╔══
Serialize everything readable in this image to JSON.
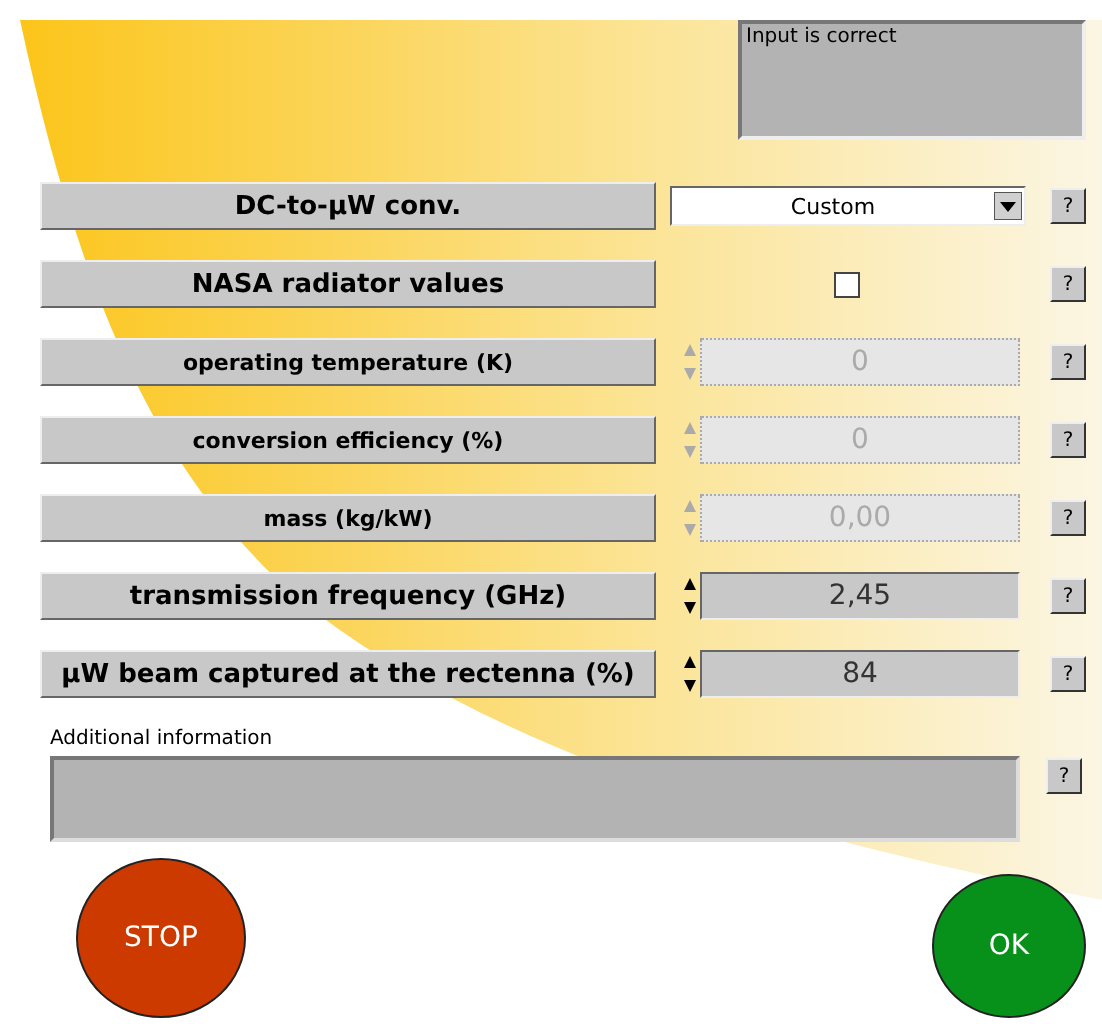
{
  "status_box": {
    "text": "Input is correct"
  },
  "rows": [
    {
      "kind": "dropdown",
      "label": "DC-to-µW conv.",
      "value": "Custom"
    },
    {
      "kind": "checkbox",
      "label": "NASA radiator values",
      "checked": false
    },
    {
      "kind": "number",
      "label": "operating temperature (K)",
      "value": "0",
      "disabled": true
    },
    {
      "kind": "number",
      "label": "conversion efficiency (%)",
      "value": "0",
      "disabled": true
    },
    {
      "kind": "number",
      "label": "mass (kg/kW)",
      "value": "0,00",
      "disabled": true
    },
    {
      "kind": "number",
      "label": "transmission frequency (GHz)",
      "value": "2,45",
      "disabled": false
    },
    {
      "kind": "number",
      "label": "µW beam captured at the rectenna (%)",
      "value": "84",
      "disabled": false
    }
  ],
  "help_button": "?",
  "additional_info": {
    "label": "Additional information",
    "help": "?"
  },
  "buttons": {
    "stop": "STOP",
    "ok": "OK"
  }
}
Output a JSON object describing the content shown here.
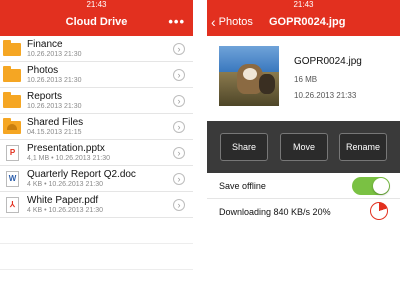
╚══
◆ Description of the task
Repeat the data in full and exactly. Omit pictures.

◆ Reply
Serialize everything readable in this image to JSON.
{
  "status_box": {
    "text": "Input is correct"
  },
  "rows": [
    {
      "kind": "dropdown",
      "label": "DC-to-µW conv.",
      "value": "Custom"
    },
    {
      "kind": "checkbox",
      "label": "NASA radiator values",
      "checked": false
    },
    {
      "kind": "number",
      "label": "operating temperature (K)",
      "value": "0",
      "disabled": true
    },
    {
      "kind": "number",
      "label": "conversion efficiency (%)",
      "value": "0",
      "disabled": true
    },
    {
      "kind": "number",
      "label": "mass (kg/kW)",
      "value": "0,00",
      "disabled": true
    },
    {
      "kind": "number",
      "label": "transmission frequency (GHz)",
      "value": "2,45",
      "disabled": false
    },
    {
      "kind": "number",
      "label": "µW beam captured at the rectenna (%)",
      "value": "84",
      "disabled": false
    }
  ],
  "help_button": "?",
  "additional_info": {
    "label": "Additional information",
    "help": "?"
  },
  "buttons": {
    "stop": "STOP",
    "ok": "OK"
  }
}
Output a JSON object describing the content shown here.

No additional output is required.